AIM:
Scan the following material for the string "this" and copy each line in which it appears.

INFORMATION PROVIDED:
-=-=-=-=-

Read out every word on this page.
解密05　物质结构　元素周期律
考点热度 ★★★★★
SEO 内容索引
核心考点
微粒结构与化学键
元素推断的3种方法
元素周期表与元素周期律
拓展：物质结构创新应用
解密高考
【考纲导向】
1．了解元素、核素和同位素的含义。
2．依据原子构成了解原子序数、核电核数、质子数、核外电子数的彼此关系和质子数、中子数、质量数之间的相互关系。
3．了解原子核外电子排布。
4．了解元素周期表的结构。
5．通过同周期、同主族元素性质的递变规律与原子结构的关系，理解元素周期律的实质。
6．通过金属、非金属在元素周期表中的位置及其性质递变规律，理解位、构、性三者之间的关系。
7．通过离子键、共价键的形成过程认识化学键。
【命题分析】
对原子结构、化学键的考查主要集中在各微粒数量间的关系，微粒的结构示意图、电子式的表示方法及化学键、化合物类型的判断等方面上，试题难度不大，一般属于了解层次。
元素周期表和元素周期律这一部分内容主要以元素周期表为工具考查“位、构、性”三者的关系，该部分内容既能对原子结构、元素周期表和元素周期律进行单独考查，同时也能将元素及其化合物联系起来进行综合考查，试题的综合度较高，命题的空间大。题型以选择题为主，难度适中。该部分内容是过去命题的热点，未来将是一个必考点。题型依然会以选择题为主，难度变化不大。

-=-=-=-=-

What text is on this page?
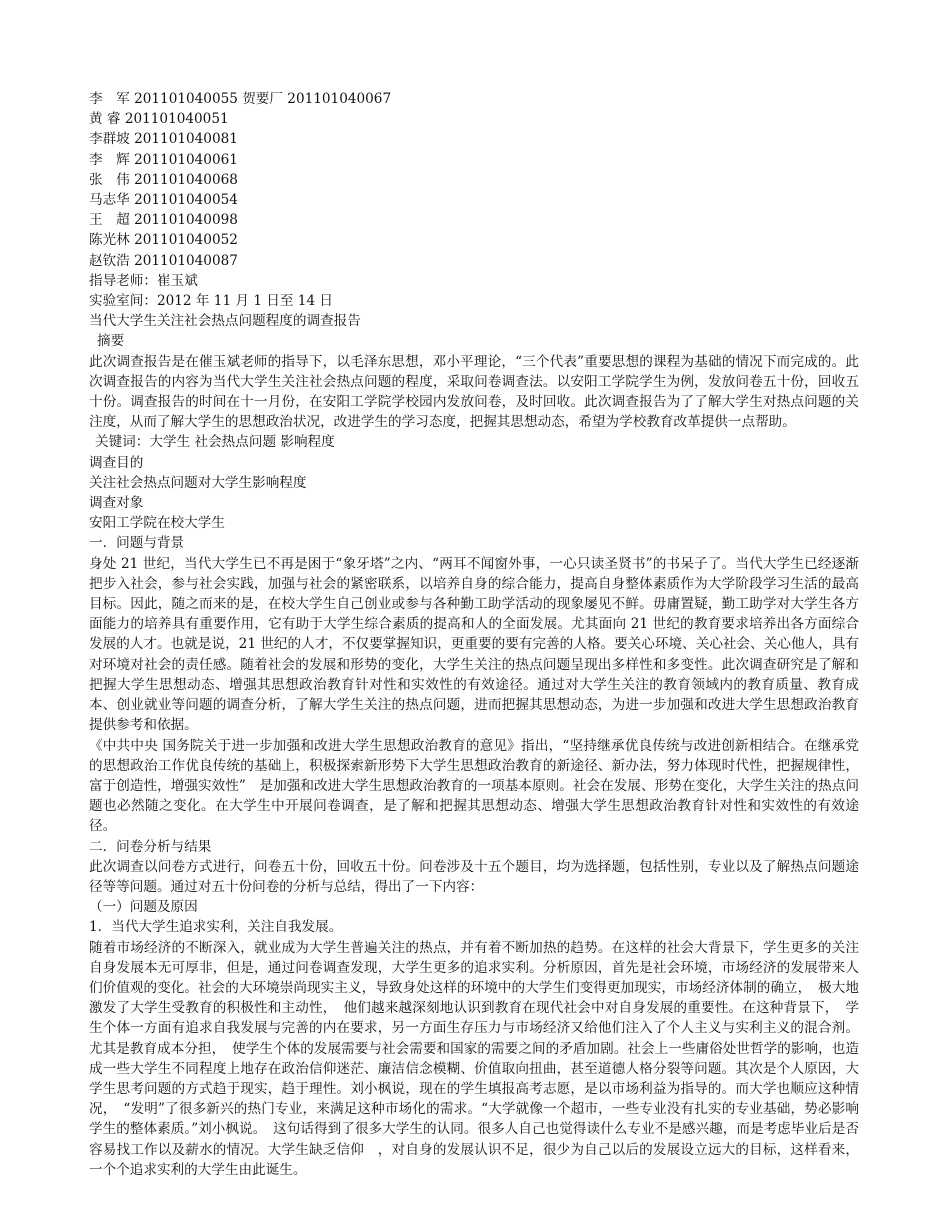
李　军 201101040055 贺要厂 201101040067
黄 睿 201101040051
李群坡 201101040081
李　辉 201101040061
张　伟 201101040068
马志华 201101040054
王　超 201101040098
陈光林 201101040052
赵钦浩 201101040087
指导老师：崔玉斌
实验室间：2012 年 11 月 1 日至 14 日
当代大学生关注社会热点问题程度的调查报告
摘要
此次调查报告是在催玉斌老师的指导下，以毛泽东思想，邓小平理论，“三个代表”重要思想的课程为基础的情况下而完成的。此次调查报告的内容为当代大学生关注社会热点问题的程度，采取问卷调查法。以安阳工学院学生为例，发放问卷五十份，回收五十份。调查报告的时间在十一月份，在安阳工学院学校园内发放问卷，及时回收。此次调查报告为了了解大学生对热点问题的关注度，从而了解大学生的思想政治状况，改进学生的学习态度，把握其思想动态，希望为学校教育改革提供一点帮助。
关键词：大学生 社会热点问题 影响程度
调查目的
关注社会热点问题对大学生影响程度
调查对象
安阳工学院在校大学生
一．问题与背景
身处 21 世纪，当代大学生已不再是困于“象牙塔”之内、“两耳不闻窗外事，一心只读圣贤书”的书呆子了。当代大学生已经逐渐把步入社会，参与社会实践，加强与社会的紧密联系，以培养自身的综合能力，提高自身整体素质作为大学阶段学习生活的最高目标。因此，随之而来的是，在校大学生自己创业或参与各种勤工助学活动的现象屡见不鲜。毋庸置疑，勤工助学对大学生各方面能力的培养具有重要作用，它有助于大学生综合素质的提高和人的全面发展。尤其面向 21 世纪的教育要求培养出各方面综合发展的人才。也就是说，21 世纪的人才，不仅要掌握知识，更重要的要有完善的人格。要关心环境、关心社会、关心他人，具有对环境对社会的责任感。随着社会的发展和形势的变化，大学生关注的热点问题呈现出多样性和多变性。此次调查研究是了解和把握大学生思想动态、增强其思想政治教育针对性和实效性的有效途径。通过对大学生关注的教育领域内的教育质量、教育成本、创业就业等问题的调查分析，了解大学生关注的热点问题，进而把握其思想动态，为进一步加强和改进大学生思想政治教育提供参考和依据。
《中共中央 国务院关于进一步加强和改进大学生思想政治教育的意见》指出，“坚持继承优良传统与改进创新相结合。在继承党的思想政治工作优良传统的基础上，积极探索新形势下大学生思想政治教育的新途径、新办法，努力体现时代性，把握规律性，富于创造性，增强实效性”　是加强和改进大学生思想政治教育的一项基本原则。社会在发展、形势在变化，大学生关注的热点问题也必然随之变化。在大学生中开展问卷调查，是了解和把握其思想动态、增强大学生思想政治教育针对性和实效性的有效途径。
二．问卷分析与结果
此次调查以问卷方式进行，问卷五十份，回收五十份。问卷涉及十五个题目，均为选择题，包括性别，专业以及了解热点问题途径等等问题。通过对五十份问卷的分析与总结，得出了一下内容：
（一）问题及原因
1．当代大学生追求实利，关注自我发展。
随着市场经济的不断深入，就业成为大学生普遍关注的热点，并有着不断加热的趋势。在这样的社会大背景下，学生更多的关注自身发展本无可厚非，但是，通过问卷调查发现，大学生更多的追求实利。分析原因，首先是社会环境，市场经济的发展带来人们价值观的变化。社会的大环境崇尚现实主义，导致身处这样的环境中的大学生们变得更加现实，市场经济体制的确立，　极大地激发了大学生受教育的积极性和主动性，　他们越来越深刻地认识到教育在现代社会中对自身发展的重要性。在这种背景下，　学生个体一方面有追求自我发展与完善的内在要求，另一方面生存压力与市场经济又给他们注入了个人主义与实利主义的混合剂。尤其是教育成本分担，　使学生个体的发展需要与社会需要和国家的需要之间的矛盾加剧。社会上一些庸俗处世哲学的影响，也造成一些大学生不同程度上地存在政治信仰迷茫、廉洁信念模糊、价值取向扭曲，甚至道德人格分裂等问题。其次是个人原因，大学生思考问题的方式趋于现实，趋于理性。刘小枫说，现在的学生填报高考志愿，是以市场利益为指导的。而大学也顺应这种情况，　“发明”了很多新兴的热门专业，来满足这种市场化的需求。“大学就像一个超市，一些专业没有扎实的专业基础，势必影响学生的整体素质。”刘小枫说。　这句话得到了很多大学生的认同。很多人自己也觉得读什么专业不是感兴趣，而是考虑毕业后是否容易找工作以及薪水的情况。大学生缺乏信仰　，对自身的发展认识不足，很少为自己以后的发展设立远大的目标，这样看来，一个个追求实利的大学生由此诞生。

-=-=-=-=-

RIGHT ANSWER:
Read out every word on this page.
What text is on this page?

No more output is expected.